Copy all the entries word for word, but omit the pictures.

-- -- --

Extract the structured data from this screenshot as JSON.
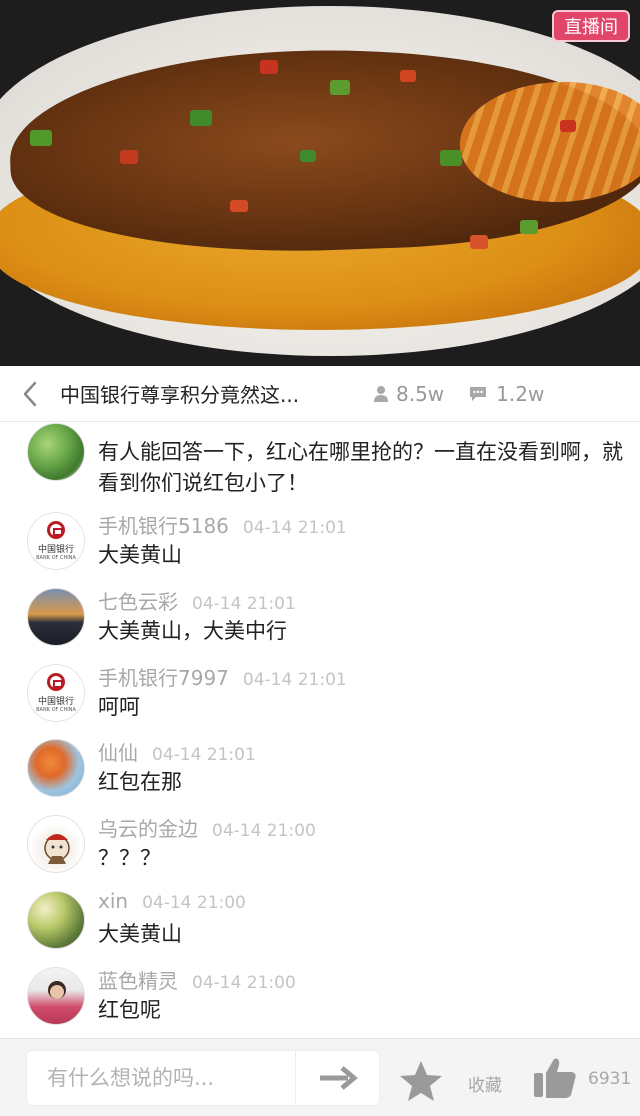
{
  "video": {
    "live_badge": "直播间"
  },
  "info_bar": {
    "title": "中国银行尊享积分竟然这...",
    "viewers": "8.5w",
    "comments_count": "1.2w"
  },
  "comments": [
    {
      "user": "",
      "time": "",
      "text": "有人能回答一下，红心在哪里抢的？一直在没看到啊，就看到你们说红包小了！",
      "avatar": "green-fruit"
    },
    {
      "user": "手机银行5186",
      "time": "04-14 21:01",
      "text": "大美黄山",
      "avatar": "bank-of-china-logo",
      "avatar_text_cn": "中国银行",
      "avatar_text_en": "BANK OF CHINA"
    },
    {
      "user": "七色云彩",
      "time": "04-14 21:01",
      "text": "大美黄山，大美中行",
      "avatar": "night-landscape"
    },
    {
      "user": "手机银行7997",
      "time": "04-14 21:01",
      "text": "呵呵",
      "avatar": "bank-of-china-logo",
      "avatar_text_cn": "中国银行",
      "avatar_text_en": "BANK OF CHINA"
    },
    {
      "user": "仙仙",
      "time": "04-14 21:01",
      "text": "红包在那",
      "avatar": "orange-flowers"
    },
    {
      "user": "乌云的金边",
      "time": "04-14 21:00",
      "text": "？？？",
      "avatar": "cartoon-character"
    },
    {
      "user": "xin",
      "time": "04-14 21:00",
      "text": "大美黄山",
      "avatar": "sunlit-trees"
    },
    {
      "user": "蓝色精灵",
      "time": "04-14 21:00",
      "text": "红包呢",
      "avatar": "person-photo"
    }
  ],
  "bottom_bar": {
    "input_placeholder": "有什么想说的吗...",
    "favorite_label": "收藏",
    "like_count": "6931"
  },
  "colors": {
    "live_badge": "#e1466a",
    "meta_text": "#a8a8a8",
    "icon_gray": "#9a9a9a",
    "boc_red": "#b81c22"
  }
}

-- -- --

**Response for this exercise**
Extract the structured data from this screenshot as JSON.
{
  "video": {
    "live_badge": "直播间"
  },
  "info_bar": {
    "title": "中国银行尊享积分竟然这...",
    "viewers": "8.5w",
    "comments_count": "1.2w"
  },
  "comments": [
    {
      "user": "",
      "time": "",
      "text": "有人能回答一下，红心在哪里抢的？一直在没看到啊，就看到你们说红包小了！",
      "avatar": "green-fruit"
    },
    {
      "user": "手机银行5186",
      "time": "04-14 21:01",
      "text": "大美黄山",
      "avatar": "bank-of-china-logo",
      "avatar_text_cn": "中国银行",
      "avatar_text_en": "BANK OF CHINA"
    },
    {
      "user": "七色云彩",
      "time": "04-14 21:01",
      "text": "大美黄山，大美中行",
      "avatar": "night-landscape"
    },
    {
      "user": "手机银行7997",
      "time": "04-14 21:01",
      "text": "呵呵",
      "avatar": "bank-of-china-logo",
      "avatar_text_cn": "中国银行",
      "avatar_text_en": "BANK OF CHINA"
    },
    {
      "user": "仙仙",
      "time": "04-14 21:01",
      "text": "红包在那",
      "avatar": "orange-flowers"
    },
    {
      "user": "乌云的金边",
      "time": "04-14 21:00",
      "text": "？？？",
      "avatar": "cartoon-character"
    },
    {
      "user": "xin",
      "time": "04-14 21:00",
      "text": "大美黄山",
      "avatar": "sunlit-trees"
    },
    {
      "user": "蓝色精灵",
      "time": "04-14 21:00",
      "text": "红包呢",
      "avatar": "person-photo"
    }
  ],
  "bottom_bar": {
    "input_placeholder": "有什么想说的吗...",
    "favorite_label": "收藏",
    "like_count": "6931"
  },
  "colors": {
    "live_badge": "#e1466a",
    "meta_text": "#a8a8a8",
    "icon_gray": "#9a9a9a",
    "boc_red": "#b81c22"
  }
}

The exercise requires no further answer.